Extract to read
Guests included the office’s manager Sudama Sakha Dasa, Mayapur Vanrashrama College coordinator Samba Dasa, and West Bengal Varnashrama Ministry overseer Prabhu Nityananda Dasa. The ceremony, which was filmed and televised live by Mayapur TV, included bhajans, prasadam for all, and a talk on the importance of the Varnashrama mission.

“Varnashrama is a combination of the two Sanskrit words “varna” and “ashrama”; varna refers to the social classes known in Sanskrit as brahmana (intellectual class), ksatriya (administrative and warrior class), vaisya (productive class) and sudra (worker class),” explains IDVM Minister Bhakti Raghava Swami. “Not to be confused with that modern perversion, the caste system, the varnas are closely connected with one’s natural aptitudes or inclinations, which help determine one’s future social occupation or profession in life. Traditionally in Vedic times, one would receive this training from a young age.”

Ashrama, meanwhile, refers to four spiritual classes—brahmachari (student life), grihastha (householder life), vanaprastha (retired life) and sannyasa (renounced life). These four ashramas exist to help us move towards Krishna consciousness and a natural and gradual detachment from the material world.

The word “Daiva” in Daiva Varnashrama means divine, and implies that the focus of all followers of this sytem is the same—unmotivated and uninterrupted devotional service to Lord Krishna.

Together, all three elements—Daiva, Varna, and Ashrama—comprise a scientific social structure defined and established by Krishna Himself to help meet the four basic needs of all human beings (physical, mental, social and spiritual). It’s this system that the ISKCON Daiva Varnashrama Ministry aims to provide and educate ISKCON members in.

Located in Room 137 of Mayapur’s Chakra Building, IDVM’s new office is its first regional branch and will service Eastern India. “Mayapur is a major hub for Eastern India, and also happens to be the World Headquarters of our ISKCON society,” says Bhakti Raghava Swami. “So there is huge potential there for us to cater not only to our Indian congregations, but also to reach out to foreign devotees visiting the holy place.”

The Mayapur office will be headed up by Sudama Sakha Dasa and IDVM National Coordinator Bharat Chandra Dasa, along with one assistant, and will be open from 10am to 4pm every day. It will be a multi-purpose hub handling secretarial, reception, resource and information, recruiting, and data collecting services. It will be a place where individuals can link directly with IDVM through different membership schemes. Books, DVDs, and pamphlets will be available for interested people, as well as a Bulletin Board and photo albums showing the activities of the Ministry.

Data section
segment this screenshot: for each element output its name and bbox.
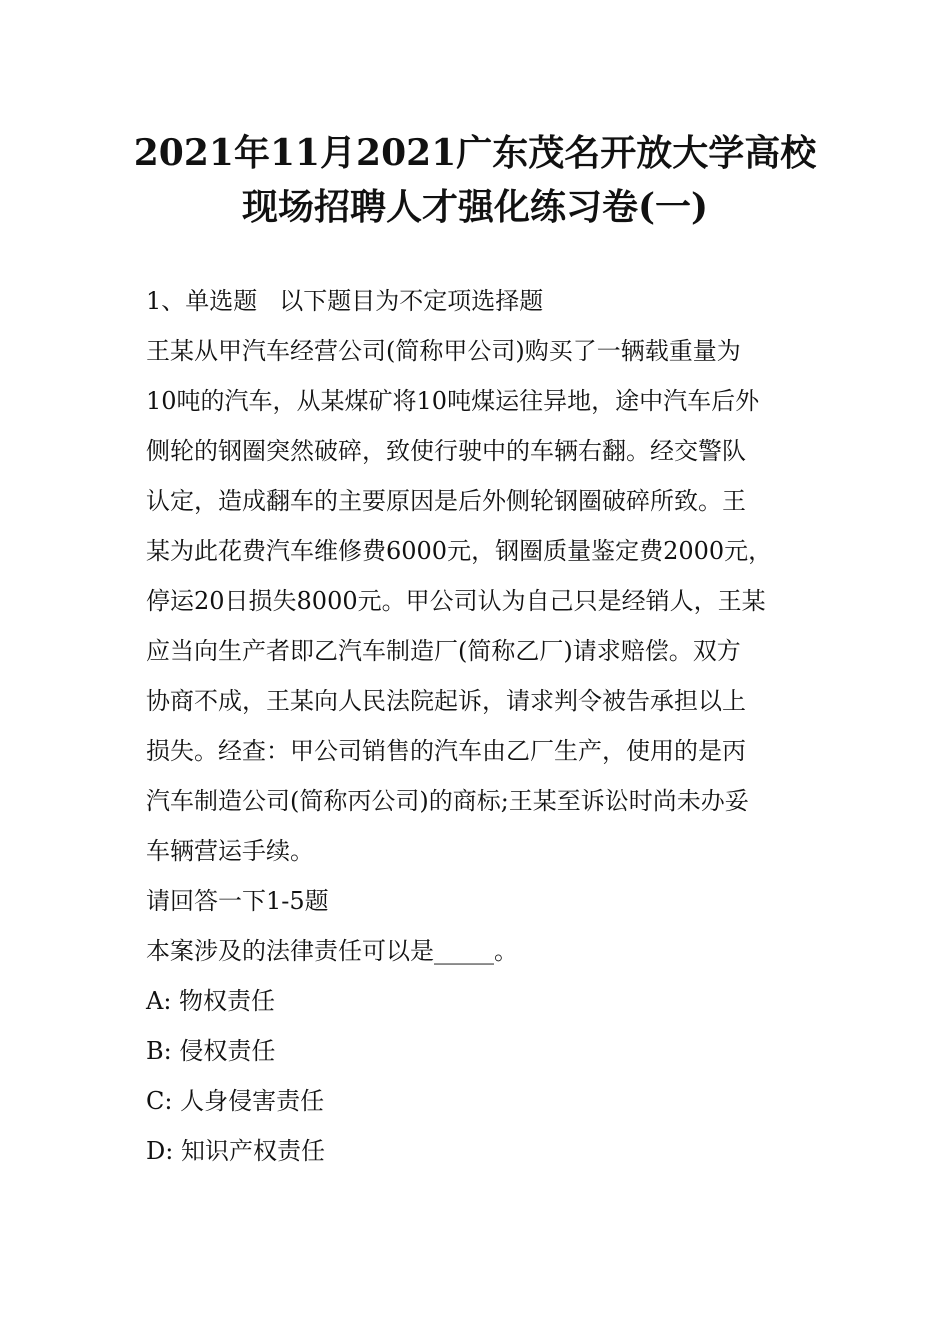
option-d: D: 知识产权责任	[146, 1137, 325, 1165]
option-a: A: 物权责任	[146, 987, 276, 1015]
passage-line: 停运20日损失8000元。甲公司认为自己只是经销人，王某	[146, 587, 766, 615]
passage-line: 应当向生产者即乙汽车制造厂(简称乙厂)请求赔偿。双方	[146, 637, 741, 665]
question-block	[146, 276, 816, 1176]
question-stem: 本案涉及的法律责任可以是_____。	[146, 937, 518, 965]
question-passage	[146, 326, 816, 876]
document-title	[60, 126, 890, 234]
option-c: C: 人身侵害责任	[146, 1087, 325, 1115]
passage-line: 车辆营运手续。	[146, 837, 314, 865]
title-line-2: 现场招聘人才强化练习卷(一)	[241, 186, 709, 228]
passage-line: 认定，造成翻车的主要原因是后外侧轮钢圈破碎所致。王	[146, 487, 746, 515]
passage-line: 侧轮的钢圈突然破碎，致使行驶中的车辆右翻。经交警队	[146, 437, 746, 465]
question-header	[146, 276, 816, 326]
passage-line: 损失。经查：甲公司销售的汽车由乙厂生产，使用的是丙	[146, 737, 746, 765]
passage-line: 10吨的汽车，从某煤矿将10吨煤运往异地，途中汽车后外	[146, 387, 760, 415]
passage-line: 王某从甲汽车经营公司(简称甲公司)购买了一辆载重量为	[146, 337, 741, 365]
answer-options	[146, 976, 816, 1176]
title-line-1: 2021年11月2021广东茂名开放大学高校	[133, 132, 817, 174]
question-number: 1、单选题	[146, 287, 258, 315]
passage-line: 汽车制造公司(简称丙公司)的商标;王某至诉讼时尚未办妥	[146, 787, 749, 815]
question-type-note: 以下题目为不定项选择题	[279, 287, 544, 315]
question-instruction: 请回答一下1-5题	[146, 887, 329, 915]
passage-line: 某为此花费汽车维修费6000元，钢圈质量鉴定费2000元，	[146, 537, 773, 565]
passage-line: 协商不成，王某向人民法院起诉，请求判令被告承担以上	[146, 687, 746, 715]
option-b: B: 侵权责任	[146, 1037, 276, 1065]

...

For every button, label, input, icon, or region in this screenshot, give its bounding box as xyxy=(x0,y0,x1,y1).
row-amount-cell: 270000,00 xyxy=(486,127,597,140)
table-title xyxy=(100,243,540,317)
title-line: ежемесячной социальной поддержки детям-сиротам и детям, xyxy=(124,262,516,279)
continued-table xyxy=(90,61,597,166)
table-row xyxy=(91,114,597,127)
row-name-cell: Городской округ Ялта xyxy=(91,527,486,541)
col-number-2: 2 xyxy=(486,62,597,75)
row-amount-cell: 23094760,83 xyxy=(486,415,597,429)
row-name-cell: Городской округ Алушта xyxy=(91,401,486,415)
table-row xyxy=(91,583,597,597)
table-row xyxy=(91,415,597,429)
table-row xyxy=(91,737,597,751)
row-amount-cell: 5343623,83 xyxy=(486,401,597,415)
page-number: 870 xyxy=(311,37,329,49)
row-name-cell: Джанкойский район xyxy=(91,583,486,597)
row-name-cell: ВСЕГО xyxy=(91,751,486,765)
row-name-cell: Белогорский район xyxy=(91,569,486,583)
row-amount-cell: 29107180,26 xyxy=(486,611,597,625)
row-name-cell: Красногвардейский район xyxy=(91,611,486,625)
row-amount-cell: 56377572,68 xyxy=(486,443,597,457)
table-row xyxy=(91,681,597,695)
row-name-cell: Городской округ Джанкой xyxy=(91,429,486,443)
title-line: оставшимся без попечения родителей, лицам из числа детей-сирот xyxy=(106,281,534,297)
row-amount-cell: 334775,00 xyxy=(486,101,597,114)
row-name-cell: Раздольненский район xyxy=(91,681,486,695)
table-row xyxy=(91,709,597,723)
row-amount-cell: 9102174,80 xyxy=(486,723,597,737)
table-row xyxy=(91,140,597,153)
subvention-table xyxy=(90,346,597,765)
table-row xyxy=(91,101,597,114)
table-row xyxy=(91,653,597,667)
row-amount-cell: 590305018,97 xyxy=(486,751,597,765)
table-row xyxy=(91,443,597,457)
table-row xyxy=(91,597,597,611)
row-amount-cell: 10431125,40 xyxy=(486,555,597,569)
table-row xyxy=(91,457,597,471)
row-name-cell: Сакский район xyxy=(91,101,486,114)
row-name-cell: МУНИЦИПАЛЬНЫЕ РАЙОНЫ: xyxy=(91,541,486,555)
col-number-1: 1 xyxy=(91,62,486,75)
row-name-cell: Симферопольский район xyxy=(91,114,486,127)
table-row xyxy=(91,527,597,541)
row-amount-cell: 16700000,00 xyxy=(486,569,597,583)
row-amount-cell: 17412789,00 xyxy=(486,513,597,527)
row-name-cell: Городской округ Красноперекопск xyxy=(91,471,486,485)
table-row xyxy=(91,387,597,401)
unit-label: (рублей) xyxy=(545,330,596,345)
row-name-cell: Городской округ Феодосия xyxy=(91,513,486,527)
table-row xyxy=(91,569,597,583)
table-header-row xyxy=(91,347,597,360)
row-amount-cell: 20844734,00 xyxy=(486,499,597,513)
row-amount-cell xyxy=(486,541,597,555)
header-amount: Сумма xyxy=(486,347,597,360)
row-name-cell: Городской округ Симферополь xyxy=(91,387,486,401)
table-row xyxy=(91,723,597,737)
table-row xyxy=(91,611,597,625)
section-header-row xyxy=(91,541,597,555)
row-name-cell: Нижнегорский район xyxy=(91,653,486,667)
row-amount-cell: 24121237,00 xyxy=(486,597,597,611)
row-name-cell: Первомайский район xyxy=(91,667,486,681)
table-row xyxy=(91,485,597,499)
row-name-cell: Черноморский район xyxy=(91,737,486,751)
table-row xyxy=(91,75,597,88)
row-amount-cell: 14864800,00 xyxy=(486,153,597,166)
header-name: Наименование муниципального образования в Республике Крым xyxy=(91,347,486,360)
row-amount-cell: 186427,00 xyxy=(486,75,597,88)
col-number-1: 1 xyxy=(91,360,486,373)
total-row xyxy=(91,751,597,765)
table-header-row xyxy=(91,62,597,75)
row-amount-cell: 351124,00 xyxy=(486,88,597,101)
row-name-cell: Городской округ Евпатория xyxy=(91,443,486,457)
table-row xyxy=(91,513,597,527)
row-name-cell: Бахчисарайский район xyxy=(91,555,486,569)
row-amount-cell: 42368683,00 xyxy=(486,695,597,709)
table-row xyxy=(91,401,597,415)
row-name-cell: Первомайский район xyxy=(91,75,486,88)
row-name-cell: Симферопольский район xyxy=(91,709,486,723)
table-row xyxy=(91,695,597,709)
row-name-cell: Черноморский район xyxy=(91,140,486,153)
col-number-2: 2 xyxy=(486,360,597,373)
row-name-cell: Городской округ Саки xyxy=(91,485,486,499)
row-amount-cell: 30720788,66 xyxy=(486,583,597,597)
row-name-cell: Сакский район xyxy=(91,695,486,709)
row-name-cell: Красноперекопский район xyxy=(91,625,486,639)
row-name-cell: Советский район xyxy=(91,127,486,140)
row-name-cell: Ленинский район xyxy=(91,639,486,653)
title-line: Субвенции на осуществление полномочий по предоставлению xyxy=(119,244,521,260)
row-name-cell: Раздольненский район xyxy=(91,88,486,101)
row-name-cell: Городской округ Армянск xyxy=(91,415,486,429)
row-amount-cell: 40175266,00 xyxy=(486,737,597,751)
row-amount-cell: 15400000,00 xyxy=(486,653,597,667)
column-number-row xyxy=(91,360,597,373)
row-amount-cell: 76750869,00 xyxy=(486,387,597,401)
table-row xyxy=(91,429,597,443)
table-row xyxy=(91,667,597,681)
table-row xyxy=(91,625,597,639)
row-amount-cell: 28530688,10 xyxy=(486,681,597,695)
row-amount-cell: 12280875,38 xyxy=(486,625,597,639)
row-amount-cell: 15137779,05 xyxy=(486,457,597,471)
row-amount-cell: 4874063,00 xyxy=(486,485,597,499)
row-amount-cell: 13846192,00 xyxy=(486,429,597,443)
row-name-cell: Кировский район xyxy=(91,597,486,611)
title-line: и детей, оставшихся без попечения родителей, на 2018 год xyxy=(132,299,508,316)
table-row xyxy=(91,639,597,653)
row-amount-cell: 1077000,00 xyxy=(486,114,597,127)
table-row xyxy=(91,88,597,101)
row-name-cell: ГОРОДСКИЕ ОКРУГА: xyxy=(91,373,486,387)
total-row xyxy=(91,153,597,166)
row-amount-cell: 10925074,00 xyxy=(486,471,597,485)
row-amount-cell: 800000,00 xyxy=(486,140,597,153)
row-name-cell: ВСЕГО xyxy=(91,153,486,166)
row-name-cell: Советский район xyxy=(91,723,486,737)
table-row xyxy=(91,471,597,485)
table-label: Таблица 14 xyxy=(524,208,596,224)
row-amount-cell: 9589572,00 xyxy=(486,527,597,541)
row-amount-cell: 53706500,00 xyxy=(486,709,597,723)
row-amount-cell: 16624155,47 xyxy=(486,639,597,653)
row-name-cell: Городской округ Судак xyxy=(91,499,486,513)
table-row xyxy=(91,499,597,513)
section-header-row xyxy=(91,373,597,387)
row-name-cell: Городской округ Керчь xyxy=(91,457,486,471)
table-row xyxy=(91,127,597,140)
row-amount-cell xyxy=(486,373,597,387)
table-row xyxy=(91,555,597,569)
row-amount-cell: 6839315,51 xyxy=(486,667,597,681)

Required work
• A. Answer these questions from the Varnashrama ministry article.
(i) In which room and building is IDVM's new office located?
(ii) During what hours will the Mayapur office be open?
(iii) What does the word "Daiva" mean?
• B. From the Varnashrama ministry article, return the passage starting at the words "Ashrama, meanwhile, refers" and ending after "ISKCON members in.".
• C. Write the next part of the Varnashrama ministry article, picking up after its final sentence.

Results by task
• A.
(i) Room 137 of Mayapur's Chakra Building
(ii) From 10am to 4pm every day
(iii) Divine

• B.
Ashrama, meanwhile, refers to four spiritual classes—brahmachari (student life), grihastha (householder life), vanaprastha (retired life) and sannyasa (renounced life). These four ashramas exist to help us move towards Krishna consciousness and a natural and gradual detachment from the material world.

The word “Daiva” in Daiva Varnashrama means divine, and implies that the focus of all followers of this sytem is the same—unmotivated and uninterrupted devotional service to Lord Krishna.

Together, all three elements—Daiva, Varna, and Ashrama—comprise a scientific social structure defined and established by Krishna Himself to help meet the four basic needs of all human beings (physical, mental, social and spiritual). It’s this system that the ISKCON Daiva Varnashrama Ministry aims to provide and educate ISKCON members in.

• C.
“We also plan to hold seminars in Mayapur, both within the Mayapur campus and in neighboring schools and colleges,” says Bhakti Raghava Swami. “As Mayapur hosts its own Varnashrama College, we’re looking to work closely with college coordinator Samba Dasa, a staunch supporter of our mission. And finally, IDVM is looking into the possibility of starting a practical village community for Mayapur itself.”

Joining ISKCON in Ottawa, Canada in 1974, Bhakti Raghava Swami spent many years serving temples all over India, then moved to Indonesia in 2000, where he took up post graduate studies and completed a Masters’ Degree in Education. It was during this time that he began to take interest in the subject of Varnashrama, reading Srila Prabhupada’s 1956 essay “Conception of Gita-Nagari.”

“In it, even that far back, Prabhupada spelled out his clear vision for spreading his mission in four distinct and closely connected movements or waves,” Bhakti Raghava Swami says. “The first he called ‘Sankirtan Movement,’ referring to the Holy Names and books, the second ‘Deity Worship Movement,’ referring to establishing temples and Deities, the third ‘Spiritual Initiation Movement,’ referring to congregational preaching, and the fourth ‘Classless Society Movement,’ referring to the Varnashrama mission.”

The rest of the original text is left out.